#### [STATED EXERCISE]
Check every line of the entries that follow, and copy the ones containing "With".

#### [RECORD LIST]
----------

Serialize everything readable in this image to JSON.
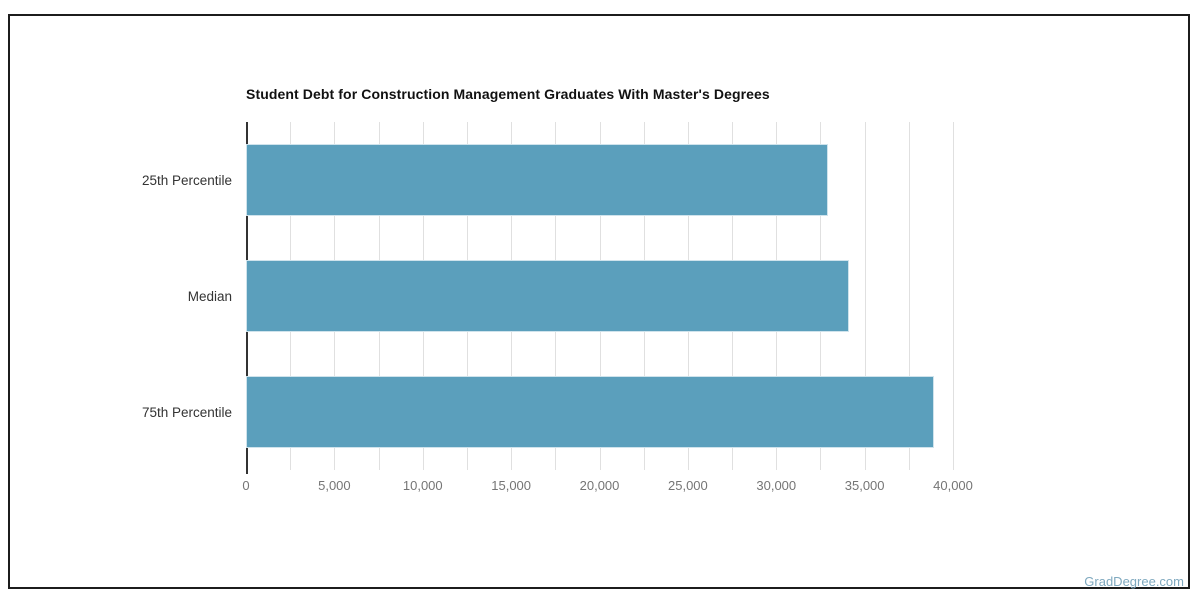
{
  "title": "Student Debt for Construction Management Graduates With Master's Degrees",
  "watermark": "GradDegree.com",
  "chart_data": {
    "type": "bar",
    "orientation": "horizontal",
    "title": "Student Debt for Construction Management Graduates With Master's Degrees",
    "categories": [
      "25th Percentile",
      "Median",
      "75th Percentile"
    ],
    "values": [
      32900,
      34100,
      38900
    ],
    "xlabel": "",
    "ylabel": "",
    "xlim": [
      0,
      40000
    ],
    "tick_step": 5000,
    "grid_step": 2500,
    "tick_labels": [
      "0",
      "5,000",
      "10,000",
      "15,000",
      "20,000",
      "25,000",
      "30,000",
      "35,000",
      "40,000"
    ],
    "grid": true,
    "legend": false,
    "colors": {
      "bar_fill": "#5B9FBC",
      "bar_border": "#CFE3EC",
      "gridline": "#E0E0E0",
      "axis_line": "#333333",
      "tick_label": "#757575",
      "category_label": "#333333",
      "title": "#111111",
      "watermark": "#7FA9BF",
      "frame_border": "#1C1C1C"
    }
  }
}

----------

#### [SOLUTION TO THIS EXERCISE]
  "title": "Student Debt for Construction Management Graduates With Master's Degrees",
    "title": "Student Debt for Construction Management Graduates With Master's Degrees",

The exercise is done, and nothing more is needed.